- _What needs to be done_
Return every line of the listing below unchanged, leaving out the picture.

- _Items_
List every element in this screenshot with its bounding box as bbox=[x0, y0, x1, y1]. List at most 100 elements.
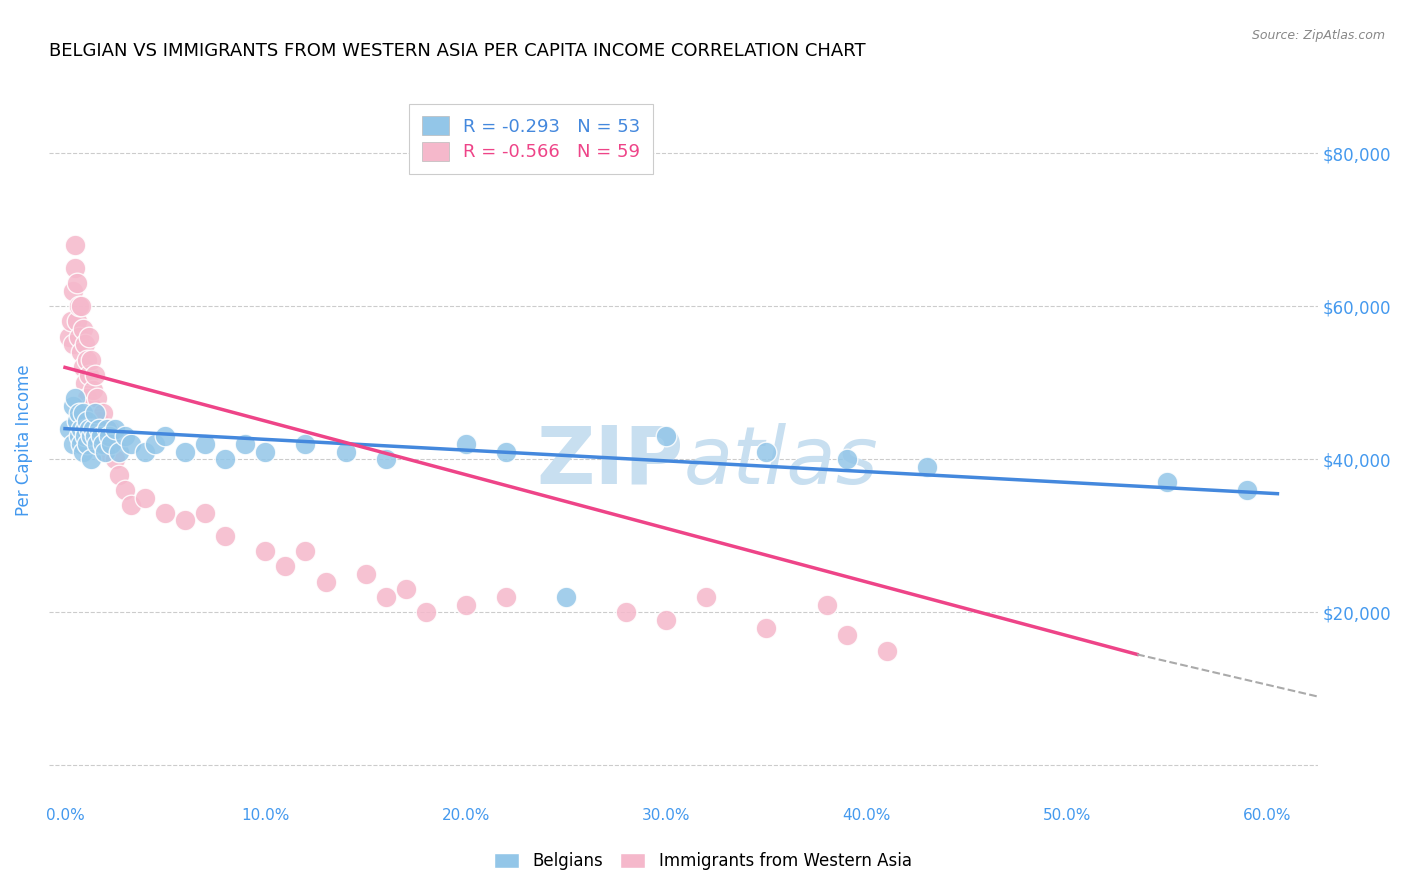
Point bbox=[58, 422, 80, 436]
Point bbox=[77, 422, 100, 436]
Point bbox=[72, 322, 94, 336]
Point bbox=[72, 406, 94, 420]
Point bbox=[76, 414, 98, 428]
Point bbox=[835, 628, 858, 642]
Point bbox=[274, 559, 297, 574]
Point bbox=[415, 605, 437, 619]
Point bbox=[454, 598, 477, 612]
Point bbox=[174, 513, 197, 527]
Point bbox=[62, 337, 84, 351]
Point bbox=[174, 444, 197, 458]
Point bbox=[915, 459, 938, 474]
Point bbox=[87, 422, 110, 436]
Point bbox=[1156, 475, 1178, 490]
Point bbox=[815, 598, 838, 612]
Point bbox=[395, 582, 418, 597]
Point bbox=[84, 429, 107, 443]
Point bbox=[108, 467, 131, 482]
Point bbox=[194, 506, 217, 520]
Point bbox=[134, 491, 156, 505]
Point bbox=[72, 444, 94, 458]
Point bbox=[254, 544, 277, 558]
Point bbox=[695, 590, 717, 604]
Point bbox=[66, 414, 89, 428]
Point bbox=[86, 437, 108, 451]
Point bbox=[66, 314, 89, 328]
Point bbox=[70, 437, 93, 451]
Point bbox=[94, 422, 117, 436]
Point bbox=[80, 429, 103, 443]
Point bbox=[294, 437, 316, 451]
Point bbox=[1236, 483, 1258, 497]
Point bbox=[77, 368, 100, 382]
Point bbox=[84, 406, 107, 420]
Point bbox=[104, 452, 127, 467]
Point bbox=[67, 406, 90, 420]
Point bbox=[155, 506, 177, 520]
Point bbox=[66, 277, 89, 291]
Point bbox=[67, 299, 90, 313]
Point bbox=[495, 444, 517, 458]
Legend: Belgians, Immigrants from Western Asia: Belgians, Immigrants from Western Asia bbox=[488, 846, 918, 877]
Point bbox=[73, 376, 96, 390]
Point bbox=[62, 284, 84, 298]
Legend: R = -0.293   N = 53, R = -0.566   N = 59: R = -0.293 N = 53, R = -0.566 N = 59 bbox=[409, 103, 652, 174]
Point bbox=[315, 574, 337, 589]
Point bbox=[82, 384, 104, 398]
Point bbox=[82, 422, 104, 436]
Point bbox=[194, 437, 217, 451]
Point bbox=[73, 422, 96, 436]
Point bbox=[91, 406, 114, 420]
Point bbox=[755, 444, 778, 458]
Point bbox=[114, 429, 136, 443]
Point bbox=[80, 399, 103, 413]
Point bbox=[84, 406, 107, 420]
Point bbox=[90, 437, 112, 451]
Point bbox=[655, 613, 678, 627]
Point bbox=[374, 590, 396, 604]
Point bbox=[70, 422, 93, 436]
Point bbox=[876, 643, 898, 657]
Point bbox=[555, 590, 578, 604]
Point bbox=[72, 360, 94, 375]
Point bbox=[100, 437, 122, 451]
Point bbox=[108, 444, 131, 458]
Point bbox=[67, 429, 90, 443]
Point bbox=[454, 437, 477, 451]
Point bbox=[90, 429, 112, 443]
Point bbox=[70, 345, 93, 359]
Point bbox=[354, 567, 377, 582]
Point bbox=[495, 590, 517, 604]
Point bbox=[120, 437, 142, 451]
Text: Source: ZipAtlas.com: Source: ZipAtlas.com bbox=[1251, 29, 1385, 42]
Point bbox=[94, 444, 117, 458]
Point bbox=[104, 422, 127, 436]
Point bbox=[63, 238, 86, 252]
Point bbox=[87, 414, 110, 428]
Point bbox=[70, 299, 93, 313]
Point bbox=[76, 352, 98, 367]
Point bbox=[84, 368, 107, 382]
Point bbox=[374, 452, 396, 467]
Point bbox=[755, 621, 778, 635]
Point bbox=[80, 452, 103, 467]
Point bbox=[67, 330, 90, 344]
Point bbox=[76, 391, 98, 405]
Point bbox=[214, 452, 236, 467]
Point bbox=[155, 429, 177, 443]
Point bbox=[60, 314, 83, 328]
Point bbox=[214, 529, 236, 543]
Point bbox=[294, 544, 316, 558]
Y-axis label: Per Capita Income: Per Capita Income bbox=[15, 364, 32, 516]
Point bbox=[96, 422, 118, 436]
Point bbox=[335, 444, 357, 458]
Point bbox=[614, 605, 637, 619]
Point bbox=[254, 444, 277, 458]
Point bbox=[73, 337, 96, 351]
Point bbox=[91, 437, 114, 451]
Point bbox=[100, 437, 122, 451]
Point bbox=[86, 391, 108, 405]
Point bbox=[655, 429, 678, 443]
Point bbox=[835, 452, 858, 467]
Text: atlas: atlas bbox=[683, 423, 877, 501]
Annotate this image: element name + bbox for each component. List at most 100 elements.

- _Solution to this exercise_
List every element in this screenshot with its bounding box as bbox=[x0, y0, x1, y1]. List at most 100 elements.
Point bbox=[58, 422, 80, 436]
Point bbox=[77, 422, 100, 436]
Point bbox=[72, 322, 94, 336]
Point bbox=[72, 406, 94, 420]
Point bbox=[76, 414, 98, 428]
Point bbox=[835, 628, 858, 642]
Point bbox=[274, 559, 297, 574]
Point bbox=[415, 605, 437, 619]
Point bbox=[454, 598, 477, 612]
Point bbox=[174, 513, 197, 527]
Point bbox=[62, 337, 84, 351]
Point bbox=[174, 444, 197, 458]
Point bbox=[915, 459, 938, 474]
Point bbox=[87, 422, 110, 436]
Point bbox=[1156, 475, 1178, 490]
Point bbox=[815, 598, 838, 612]
Point bbox=[395, 582, 418, 597]
Point bbox=[84, 429, 107, 443]
Point bbox=[108, 467, 131, 482]
Point bbox=[194, 506, 217, 520]
Point bbox=[134, 491, 156, 505]
Point bbox=[72, 444, 94, 458]
Point bbox=[254, 544, 277, 558]
Point bbox=[695, 590, 717, 604]
Point bbox=[66, 414, 89, 428]
Point bbox=[86, 437, 108, 451]
Point bbox=[66, 314, 89, 328]
Point bbox=[70, 437, 93, 451]
Point bbox=[94, 422, 117, 436]
Point bbox=[80, 429, 103, 443]
Point bbox=[294, 437, 316, 451]
Point bbox=[1236, 483, 1258, 497]
Point bbox=[77, 368, 100, 382]
Point bbox=[84, 406, 107, 420]
Point bbox=[104, 452, 127, 467]
Point bbox=[67, 406, 90, 420]
Point bbox=[155, 506, 177, 520]
Point bbox=[66, 277, 89, 291]
Point bbox=[67, 299, 90, 313]
Point bbox=[495, 444, 517, 458]
Legend: Belgians, Immigrants from Western Asia: Belgians, Immigrants from Western Asia bbox=[488, 846, 918, 877]
Point bbox=[73, 376, 96, 390]
Point bbox=[62, 284, 84, 298]
Legend: R = -0.293   N = 53, R = -0.566   N = 59: R = -0.293 N = 53, R = -0.566 N = 59 bbox=[409, 103, 652, 174]
Point bbox=[315, 574, 337, 589]
Point bbox=[82, 384, 104, 398]
Point bbox=[82, 422, 104, 436]
Point bbox=[194, 437, 217, 451]
Point bbox=[73, 422, 96, 436]
Point bbox=[91, 406, 114, 420]
Point bbox=[755, 444, 778, 458]
Point bbox=[114, 429, 136, 443]
Point bbox=[80, 399, 103, 413]
Point bbox=[84, 406, 107, 420]
Point bbox=[90, 437, 112, 451]
Point bbox=[655, 613, 678, 627]
Point bbox=[374, 590, 396, 604]
Point bbox=[70, 422, 93, 436]
Point bbox=[876, 643, 898, 657]
Point bbox=[555, 590, 578, 604]
Point bbox=[72, 360, 94, 375]
Point bbox=[100, 437, 122, 451]
Point bbox=[108, 444, 131, 458]
Point bbox=[67, 429, 90, 443]
Point bbox=[454, 437, 477, 451]
Point bbox=[90, 429, 112, 443]
Point bbox=[70, 345, 93, 359]
Point bbox=[354, 567, 377, 582]
Point bbox=[495, 590, 517, 604]
Point bbox=[120, 437, 142, 451]
Text: Source: ZipAtlas.com: Source: ZipAtlas.com bbox=[1251, 29, 1385, 42]
Point bbox=[94, 444, 117, 458]
Point bbox=[104, 422, 127, 436]
Point bbox=[63, 238, 86, 252]
Point bbox=[87, 414, 110, 428]
Point bbox=[70, 299, 93, 313]
Point bbox=[76, 352, 98, 367]
Point bbox=[84, 368, 107, 382]
Point bbox=[374, 452, 396, 467]
Point bbox=[755, 621, 778, 635]
Point bbox=[80, 452, 103, 467]
Point bbox=[67, 330, 90, 344]
Point bbox=[76, 391, 98, 405]
Point bbox=[214, 452, 236, 467]
Point bbox=[155, 429, 177, 443]
Point bbox=[60, 314, 83, 328]
Point bbox=[214, 529, 236, 543]
Point bbox=[294, 544, 316, 558]
Y-axis label: Per Capita Income: Per Capita Income bbox=[15, 364, 32, 516]
Point bbox=[96, 422, 118, 436]
Point bbox=[335, 444, 357, 458]
Point bbox=[614, 605, 637, 619]
Point bbox=[254, 444, 277, 458]
Point bbox=[73, 337, 96, 351]
Point bbox=[91, 437, 114, 451]
Point bbox=[100, 437, 122, 451]
Point bbox=[86, 391, 108, 405]
Point bbox=[655, 429, 678, 443]
Point bbox=[835, 452, 858, 467]
Text: atlas: atlas bbox=[683, 423, 877, 501]
Annotate this image: element name + bbox for each component. List at most 100 elements.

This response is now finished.